Task objective:
Give nothing except the number of lines containing the word "zerando".

Collected data:
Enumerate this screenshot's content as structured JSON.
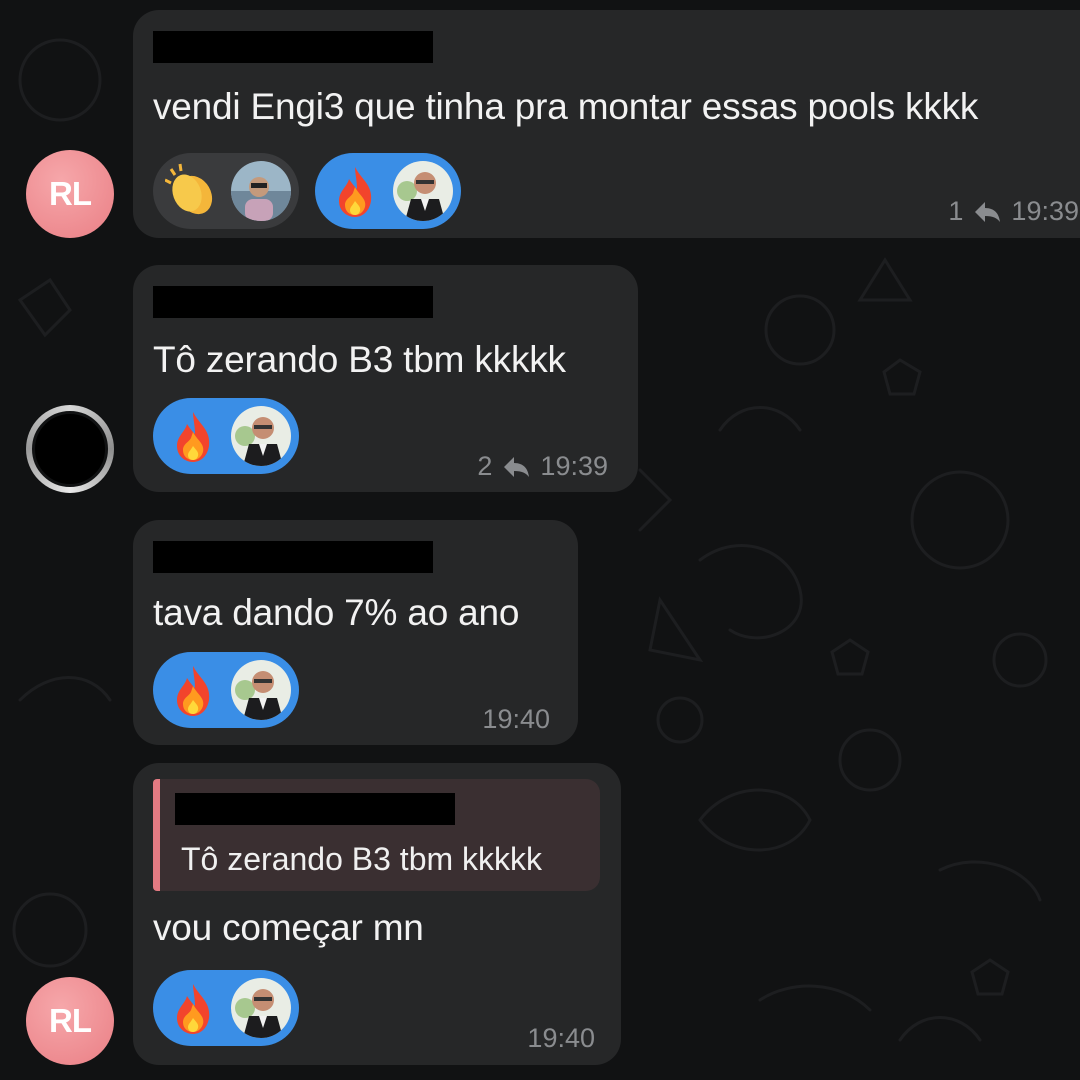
{
  "chat": {
    "messages": [
      {
        "avatar_initials": "RL",
        "text": "vendi Engi3 que tinha pra montar essas pools kkkk",
        "reply_count": "1",
        "time": "19:39",
        "reactions": [
          "clapping-hands",
          "fire"
        ]
      },
      {
        "avatar_initials": "",
        "text": "Tô zerando B3 tbm kkkkk",
        "reply_count": "2",
        "time": "19:39",
        "reactions": [
          "fire"
        ]
      },
      {
        "avatar_initials": "",
        "text": "tava dando 7% ao ano",
        "time": "19:40",
        "reactions": [
          "fire"
        ]
      },
      {
        "avatar_initials": "RL",
        "quote_text": "Tô zerando B3 tbm kkkkk",
        "text": "vou começar mn",
        "time": "19:40",
        "reactions": [
          "fire"
        ]
      }
    ]
  },
  "colors": {
    "background": "#111213",
    "bubble": "#262728",
    "own_reaction": "#3a8ee6",
    "avatar_rl": "#ec868c",
    "quote_bar": "#e37a82"
  }
}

Exercise output:
2